======== Data for this exercise

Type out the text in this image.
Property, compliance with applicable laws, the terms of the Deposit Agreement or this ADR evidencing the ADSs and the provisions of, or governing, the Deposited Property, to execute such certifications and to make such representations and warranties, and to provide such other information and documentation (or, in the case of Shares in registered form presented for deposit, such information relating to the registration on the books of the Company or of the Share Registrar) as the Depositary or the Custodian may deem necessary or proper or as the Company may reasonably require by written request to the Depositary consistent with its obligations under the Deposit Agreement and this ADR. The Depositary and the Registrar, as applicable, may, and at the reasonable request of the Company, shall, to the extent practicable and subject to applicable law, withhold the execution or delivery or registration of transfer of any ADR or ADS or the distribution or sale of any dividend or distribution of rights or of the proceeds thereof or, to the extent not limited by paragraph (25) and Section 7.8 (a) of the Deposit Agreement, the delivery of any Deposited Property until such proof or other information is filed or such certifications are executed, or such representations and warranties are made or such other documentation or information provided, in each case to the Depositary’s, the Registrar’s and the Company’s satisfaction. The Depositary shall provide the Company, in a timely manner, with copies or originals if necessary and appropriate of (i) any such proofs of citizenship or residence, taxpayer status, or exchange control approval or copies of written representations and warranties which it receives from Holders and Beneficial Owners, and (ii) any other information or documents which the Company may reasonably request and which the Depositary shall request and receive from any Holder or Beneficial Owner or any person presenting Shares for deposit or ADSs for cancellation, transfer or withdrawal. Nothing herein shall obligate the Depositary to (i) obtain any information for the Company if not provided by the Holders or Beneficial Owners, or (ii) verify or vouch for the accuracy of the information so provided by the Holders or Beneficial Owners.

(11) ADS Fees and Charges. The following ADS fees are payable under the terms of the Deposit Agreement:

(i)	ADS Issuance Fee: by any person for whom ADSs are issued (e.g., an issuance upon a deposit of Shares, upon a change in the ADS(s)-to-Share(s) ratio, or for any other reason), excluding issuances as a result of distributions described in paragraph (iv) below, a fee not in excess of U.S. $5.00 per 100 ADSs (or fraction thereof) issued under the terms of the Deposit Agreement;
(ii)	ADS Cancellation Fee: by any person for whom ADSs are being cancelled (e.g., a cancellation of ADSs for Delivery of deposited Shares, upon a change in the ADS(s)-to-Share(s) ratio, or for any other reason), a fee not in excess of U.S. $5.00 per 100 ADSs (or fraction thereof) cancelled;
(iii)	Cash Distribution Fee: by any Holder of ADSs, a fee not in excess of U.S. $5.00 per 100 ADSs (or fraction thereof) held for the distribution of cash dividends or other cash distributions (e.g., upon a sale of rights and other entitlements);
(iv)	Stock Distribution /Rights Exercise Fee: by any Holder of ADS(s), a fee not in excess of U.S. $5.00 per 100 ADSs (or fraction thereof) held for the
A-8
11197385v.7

================

Exercise » Each record above should be output again exactly.

In response »
Type out the text in this image.
Property, compliance with applicable laws, the terms of the Deposit Agreement or this ADR evidencing the ADSs and the provisions of, or governing, the Deposited Property, to execute such certifications and to make such representations and warranties, and to provide such other information and documentation (or, in the case of Shares in registered form presented for deposit, such information relating to the registration on the books of the Company or of the Share Registrar) as the Depositary or the Custodian may deem necessary or proper or as the Company may reasonably require by written request to the Depositary consistent with its obligations under the Deposit Agreement and this ADR. The Depositary and the Registrar, as applicable, may, and at the reasonable request of the Company, shall, to the extent practicable and subject to applicable law, withhold the execution or delivery or registration of transfer of any ADR or ADS or the distribution or sale of any dividend or distribution of rights or of the proceeds thereof or, to the extent not limited by paragraph (25) and Section 7.8 (a) of the Deposit Agreement, the delivery of any Deposited Property until such proof or other information is filed or such certifications are executed, or such representations and warranties are made or such other documentation or information provided, in each case to the Depositary’s, the Registrar’s and the Company’s satisfaction. The Depositary shall provide the Company, in a timely manner, with copies or originals if necessary and appropriate of (i) any such proofs of citizenship or residence, taxpayer status, or exchange control approval or copies of written representations and warranties which it receives from Holders and Beneficial Owners, and (ii) any other information or documents which the Company may reasonably request and which the Depositary shall request and receive from any Holder or Beneficial Owner or any person presenting Shares for deposit or ADSs for cancellation, transfer or withdrawal. Nothing herein shall obligate the Depositary to (i) obtain any information for the Company if not provided by the Holders or Beneficial Owners, or (ii) verify or vouch for the accuracy of the information so provided by the Holders or Beneficial Owners.

(11) ADS Fees and Charges. The following ADS fees are payable under the terms of the Deposit Agreement:

(i)	ADS Issuance Fee: by any person for whom ADSs are issued (e.g., an issuance upon a deposit of Shares, upon a change in the ADS(s)-to-Share(s) ratio, or for any other reason), excluding issuances as a result of distributions described in paragraph (iv) below, a fee not in excess of U.S. $5.00 per 100 ADSs (or fraction thereof) issued under the terms of the Deposit Agreement;
(ii)	ADS Cancellation Fee: by any person for whom ADSs are being cancelled (e.g., a cancellation of ADSs for Delivery of deposited Shares, upon a change in the ADS(s)-to-Share(s) ratio, or for any other reason), a fee not in excess of U.S. $5.00 per 100 ADSs (or fraction thereof) cancelled;
(iii)	Cash Distribution Fee: by any Holder of ADSs, a fee not in excess of U.S. $5.00 per 100 ADSs (or fraction thereof) held for the distribution of cash dividends or other cash distributions (e.g., upon a sale of rights and other entitlements);
(iv)	Stock Distribution /Rights Exercise Fee: by any Holder of ADS(s), a fee not in excess of U.S. $5.00 per 100 ADSs (or fraction thereof) held for the
A-8
11197385v.7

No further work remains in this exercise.